>> start Data provided

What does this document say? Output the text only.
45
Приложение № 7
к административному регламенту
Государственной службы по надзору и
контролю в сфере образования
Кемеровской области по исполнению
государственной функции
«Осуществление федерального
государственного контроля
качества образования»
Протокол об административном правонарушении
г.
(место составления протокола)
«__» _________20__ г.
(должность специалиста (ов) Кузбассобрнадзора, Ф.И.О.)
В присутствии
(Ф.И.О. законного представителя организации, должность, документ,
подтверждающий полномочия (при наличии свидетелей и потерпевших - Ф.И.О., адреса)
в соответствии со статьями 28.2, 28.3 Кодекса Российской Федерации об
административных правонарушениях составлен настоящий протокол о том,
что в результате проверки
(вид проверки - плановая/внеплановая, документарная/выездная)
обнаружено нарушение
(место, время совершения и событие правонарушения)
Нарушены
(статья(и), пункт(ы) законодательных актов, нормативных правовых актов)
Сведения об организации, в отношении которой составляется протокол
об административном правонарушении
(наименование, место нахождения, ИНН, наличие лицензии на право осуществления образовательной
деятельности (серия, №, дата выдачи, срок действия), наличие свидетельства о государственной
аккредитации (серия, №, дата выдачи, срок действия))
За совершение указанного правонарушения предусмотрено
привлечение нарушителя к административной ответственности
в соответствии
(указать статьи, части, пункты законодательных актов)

>> end Data provided

• [Goal of the exercise]: What is the number of lines in the listing that contain the string "правонарушении"? Reply with that number alone.

• [Output for this exercise]: 2